(Extracted records)

>>>>>

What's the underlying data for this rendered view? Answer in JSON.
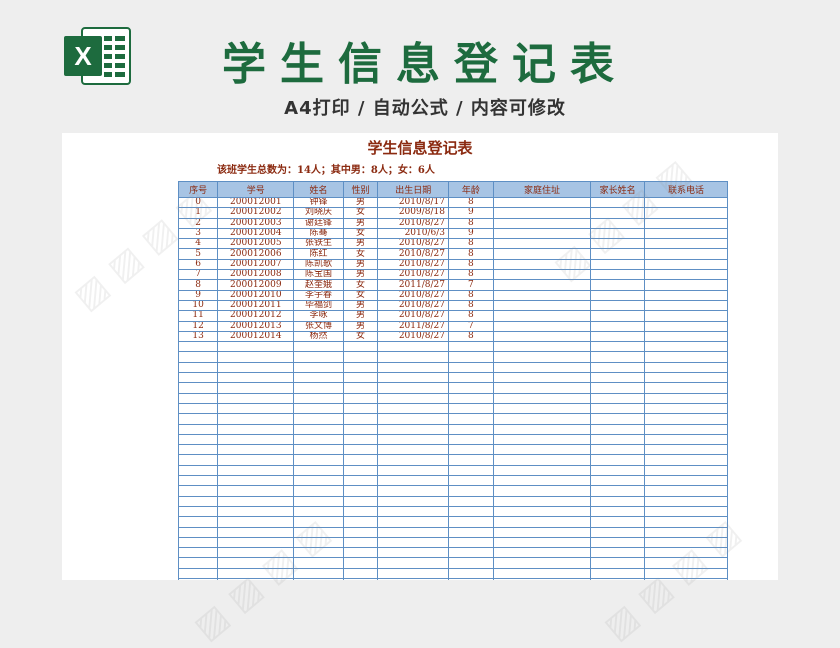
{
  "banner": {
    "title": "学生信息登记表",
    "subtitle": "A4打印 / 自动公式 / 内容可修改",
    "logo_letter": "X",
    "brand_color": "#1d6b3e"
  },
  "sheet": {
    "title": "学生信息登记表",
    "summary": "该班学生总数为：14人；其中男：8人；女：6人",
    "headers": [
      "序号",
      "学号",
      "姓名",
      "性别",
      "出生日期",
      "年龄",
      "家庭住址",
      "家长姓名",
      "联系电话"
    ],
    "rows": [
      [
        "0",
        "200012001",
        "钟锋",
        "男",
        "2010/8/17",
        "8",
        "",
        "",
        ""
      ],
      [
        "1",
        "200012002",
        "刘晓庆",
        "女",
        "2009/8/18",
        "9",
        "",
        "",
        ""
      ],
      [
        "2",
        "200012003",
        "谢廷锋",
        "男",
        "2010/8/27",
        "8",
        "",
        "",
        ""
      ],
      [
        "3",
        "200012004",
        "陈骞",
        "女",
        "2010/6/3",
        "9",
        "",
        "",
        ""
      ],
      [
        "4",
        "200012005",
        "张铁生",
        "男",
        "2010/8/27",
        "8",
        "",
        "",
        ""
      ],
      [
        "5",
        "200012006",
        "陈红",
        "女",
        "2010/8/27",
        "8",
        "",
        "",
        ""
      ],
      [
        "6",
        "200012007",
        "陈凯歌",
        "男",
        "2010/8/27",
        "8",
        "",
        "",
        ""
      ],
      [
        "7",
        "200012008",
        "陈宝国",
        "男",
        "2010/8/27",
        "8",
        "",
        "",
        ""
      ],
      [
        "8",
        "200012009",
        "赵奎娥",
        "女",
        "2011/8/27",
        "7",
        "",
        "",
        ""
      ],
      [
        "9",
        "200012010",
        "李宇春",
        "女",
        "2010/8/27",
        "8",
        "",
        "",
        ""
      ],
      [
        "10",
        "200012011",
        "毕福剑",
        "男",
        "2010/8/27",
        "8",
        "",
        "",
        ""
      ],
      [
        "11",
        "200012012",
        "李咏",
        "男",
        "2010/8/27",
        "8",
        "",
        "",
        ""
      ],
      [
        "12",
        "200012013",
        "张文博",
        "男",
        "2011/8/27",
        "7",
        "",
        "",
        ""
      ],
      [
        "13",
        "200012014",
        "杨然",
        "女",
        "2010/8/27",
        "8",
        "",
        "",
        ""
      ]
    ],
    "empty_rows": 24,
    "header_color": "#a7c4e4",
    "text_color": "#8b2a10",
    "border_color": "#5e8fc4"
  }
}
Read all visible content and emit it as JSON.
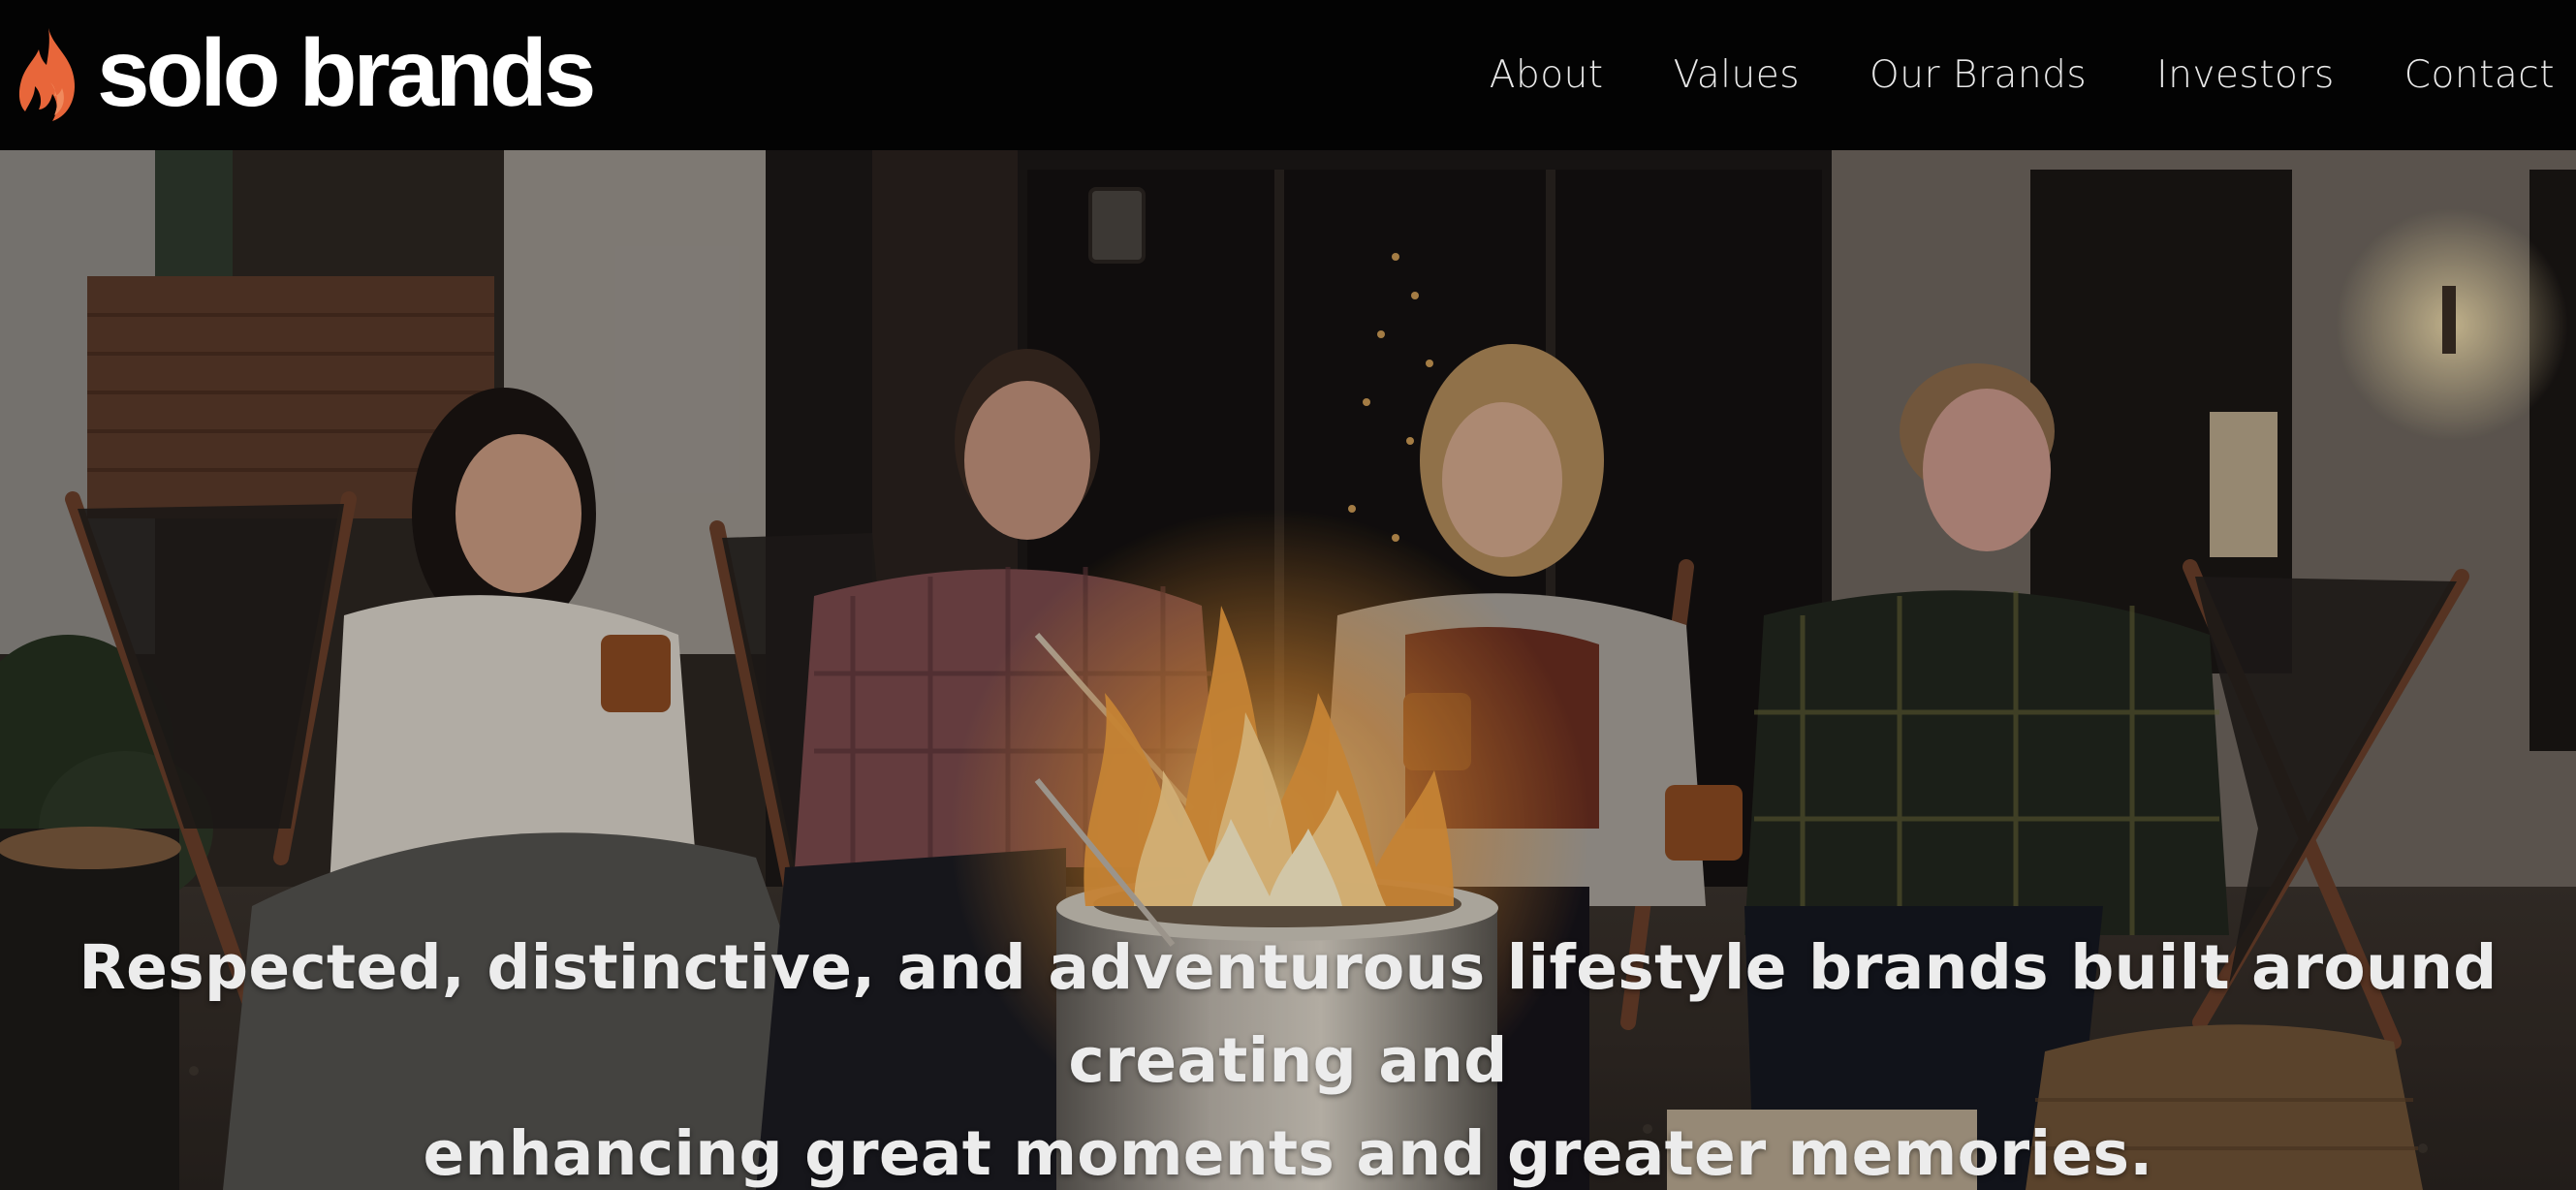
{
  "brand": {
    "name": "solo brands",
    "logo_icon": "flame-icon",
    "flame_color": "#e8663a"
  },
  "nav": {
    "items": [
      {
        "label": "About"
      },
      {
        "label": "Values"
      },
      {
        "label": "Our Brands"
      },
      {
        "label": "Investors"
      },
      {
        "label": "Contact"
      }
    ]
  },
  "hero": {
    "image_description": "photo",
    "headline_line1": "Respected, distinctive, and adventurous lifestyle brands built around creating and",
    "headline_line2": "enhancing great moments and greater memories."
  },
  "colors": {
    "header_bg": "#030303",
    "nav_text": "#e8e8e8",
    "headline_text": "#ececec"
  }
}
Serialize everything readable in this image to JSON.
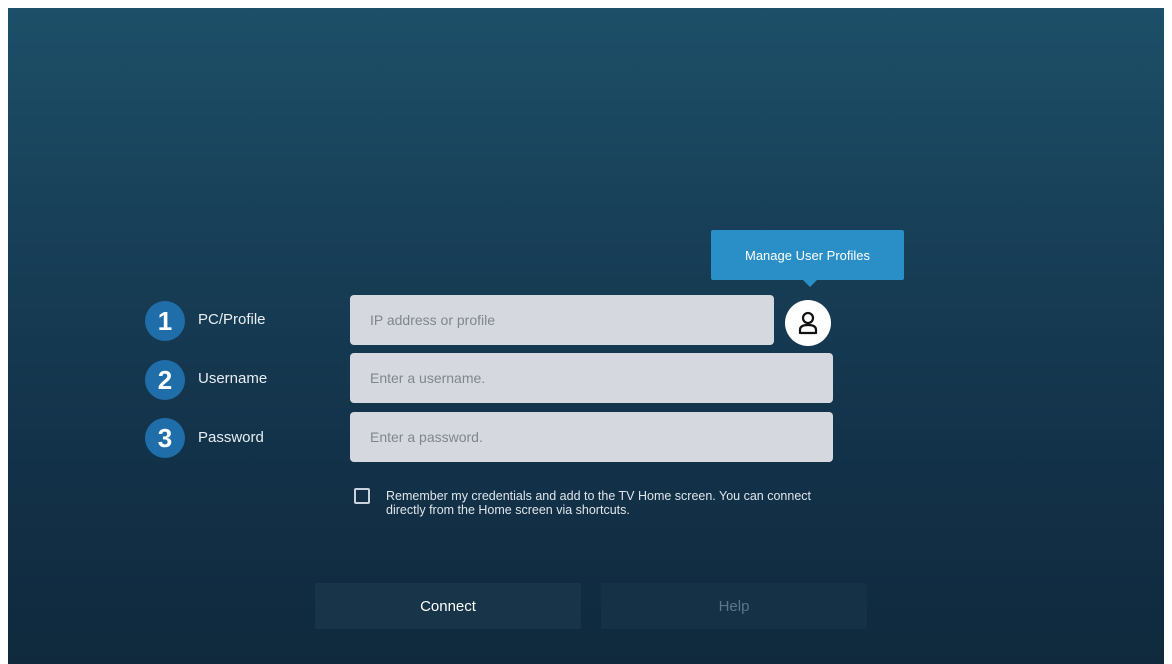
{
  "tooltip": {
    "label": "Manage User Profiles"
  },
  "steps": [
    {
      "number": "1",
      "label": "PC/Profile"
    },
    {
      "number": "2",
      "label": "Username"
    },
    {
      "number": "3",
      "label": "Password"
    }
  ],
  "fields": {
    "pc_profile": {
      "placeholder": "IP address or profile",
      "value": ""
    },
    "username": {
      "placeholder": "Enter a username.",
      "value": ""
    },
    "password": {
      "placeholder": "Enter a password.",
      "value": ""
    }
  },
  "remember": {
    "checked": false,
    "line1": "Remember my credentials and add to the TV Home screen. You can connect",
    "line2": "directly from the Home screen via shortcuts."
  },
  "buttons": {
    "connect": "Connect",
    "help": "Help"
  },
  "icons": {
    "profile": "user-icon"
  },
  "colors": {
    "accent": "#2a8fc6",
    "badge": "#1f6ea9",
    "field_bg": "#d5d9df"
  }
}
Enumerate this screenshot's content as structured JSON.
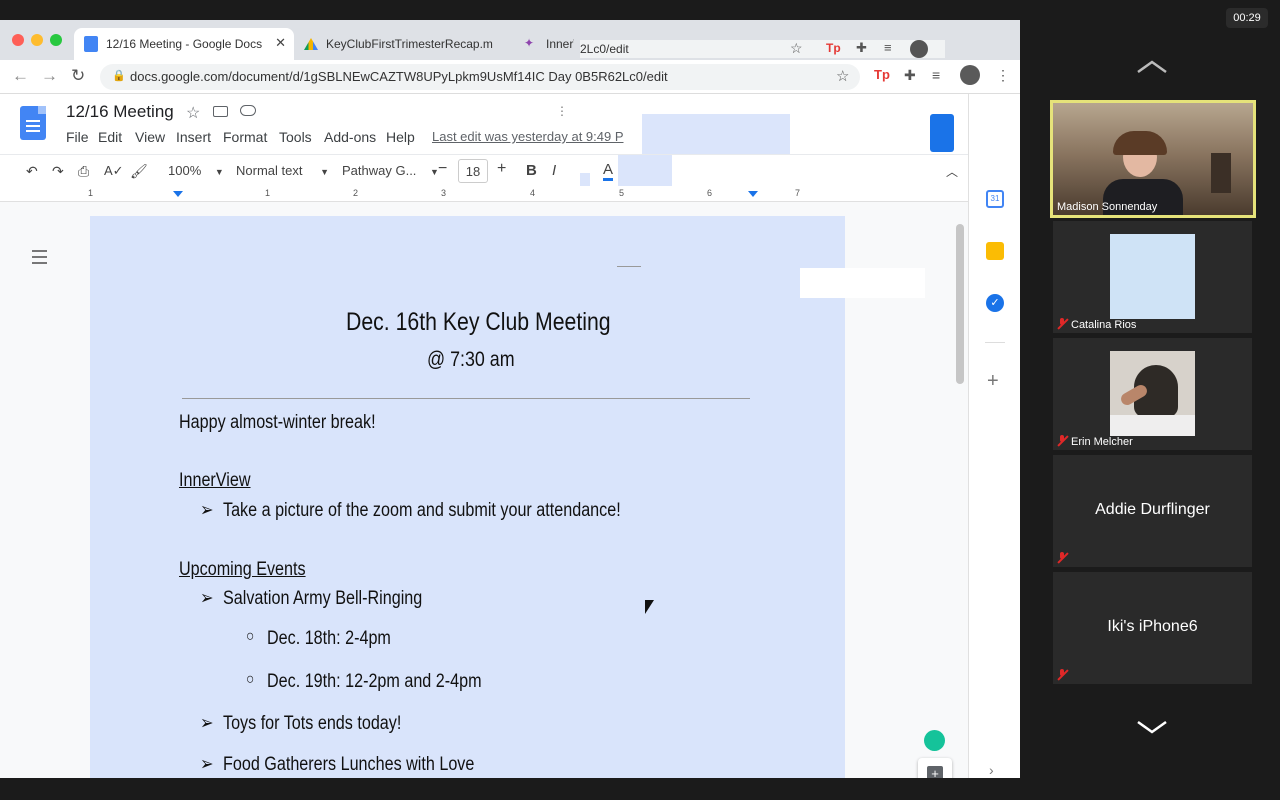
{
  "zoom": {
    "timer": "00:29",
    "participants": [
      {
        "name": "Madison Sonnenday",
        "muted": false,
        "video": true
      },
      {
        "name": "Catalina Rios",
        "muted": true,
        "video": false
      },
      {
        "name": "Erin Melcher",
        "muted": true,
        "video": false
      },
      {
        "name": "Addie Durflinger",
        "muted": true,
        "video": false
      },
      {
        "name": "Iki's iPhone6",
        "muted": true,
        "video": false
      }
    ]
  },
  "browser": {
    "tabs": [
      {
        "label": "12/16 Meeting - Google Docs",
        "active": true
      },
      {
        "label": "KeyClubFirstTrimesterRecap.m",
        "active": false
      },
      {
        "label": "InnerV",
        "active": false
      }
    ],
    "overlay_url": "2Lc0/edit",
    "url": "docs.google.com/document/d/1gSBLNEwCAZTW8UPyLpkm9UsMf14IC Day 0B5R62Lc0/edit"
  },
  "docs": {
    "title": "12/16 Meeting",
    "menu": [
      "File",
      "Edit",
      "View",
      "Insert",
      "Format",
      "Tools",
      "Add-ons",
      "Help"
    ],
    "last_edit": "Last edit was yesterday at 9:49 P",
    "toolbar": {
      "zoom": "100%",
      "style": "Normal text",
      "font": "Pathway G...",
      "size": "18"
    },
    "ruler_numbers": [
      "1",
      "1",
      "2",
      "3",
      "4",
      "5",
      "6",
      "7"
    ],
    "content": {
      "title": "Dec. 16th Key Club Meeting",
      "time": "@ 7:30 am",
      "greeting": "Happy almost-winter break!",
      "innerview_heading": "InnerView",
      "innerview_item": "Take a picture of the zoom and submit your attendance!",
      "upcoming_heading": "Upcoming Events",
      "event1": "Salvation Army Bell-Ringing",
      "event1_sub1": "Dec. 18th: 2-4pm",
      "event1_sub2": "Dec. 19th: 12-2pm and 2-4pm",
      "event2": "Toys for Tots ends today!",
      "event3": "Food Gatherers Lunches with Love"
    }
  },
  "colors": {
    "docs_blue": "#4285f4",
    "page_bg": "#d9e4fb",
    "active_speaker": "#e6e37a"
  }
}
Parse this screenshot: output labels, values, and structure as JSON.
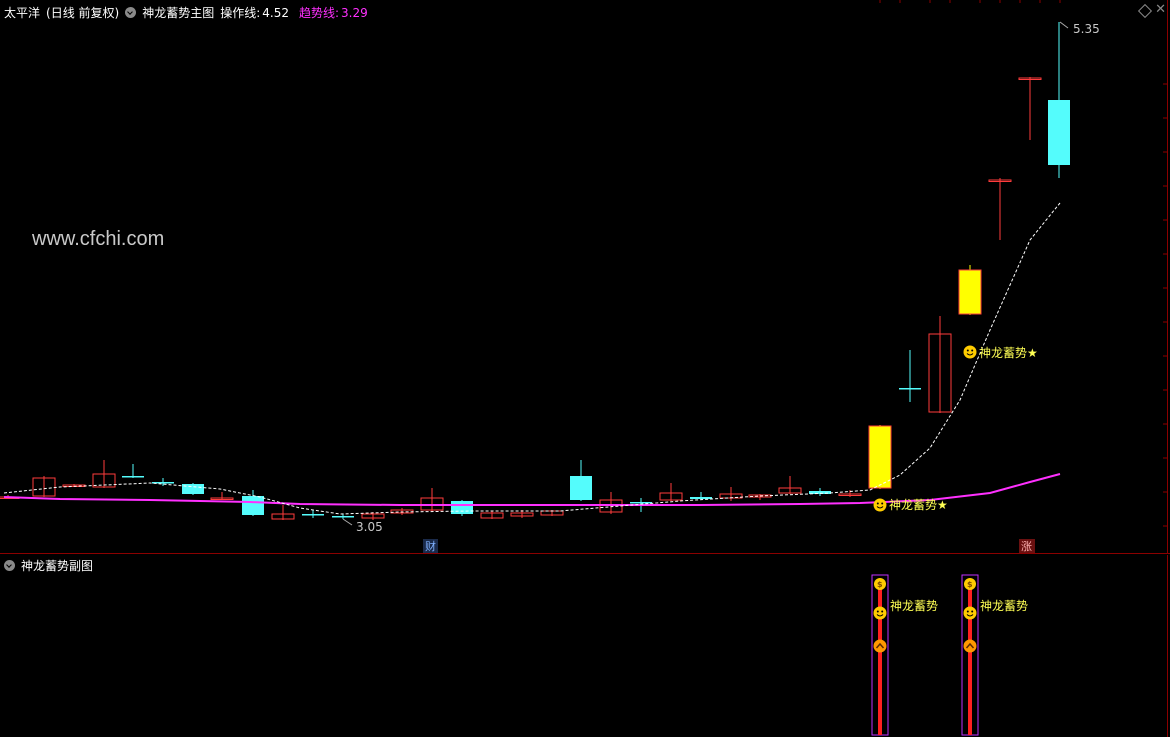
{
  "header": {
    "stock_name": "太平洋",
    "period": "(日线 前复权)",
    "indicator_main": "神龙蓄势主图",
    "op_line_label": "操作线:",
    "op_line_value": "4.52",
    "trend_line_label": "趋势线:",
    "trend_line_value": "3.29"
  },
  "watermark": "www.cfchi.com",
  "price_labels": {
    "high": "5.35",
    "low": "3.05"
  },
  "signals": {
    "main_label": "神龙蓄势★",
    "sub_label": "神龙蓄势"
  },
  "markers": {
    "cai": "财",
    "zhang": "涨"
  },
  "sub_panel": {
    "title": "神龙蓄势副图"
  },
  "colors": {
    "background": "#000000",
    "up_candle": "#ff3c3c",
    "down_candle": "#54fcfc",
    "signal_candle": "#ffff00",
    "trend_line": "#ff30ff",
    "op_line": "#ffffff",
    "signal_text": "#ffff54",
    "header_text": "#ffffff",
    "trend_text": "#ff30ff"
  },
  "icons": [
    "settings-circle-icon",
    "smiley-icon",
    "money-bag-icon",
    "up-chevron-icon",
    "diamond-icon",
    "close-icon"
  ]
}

<<<<<

Task requirements:
Return every line above that contains the word "zoom".

Worked answer:
  "zoom": {
      "zoom": "100%",
      "innerview_item": "Take a picture of the zoom and submit your attendance!",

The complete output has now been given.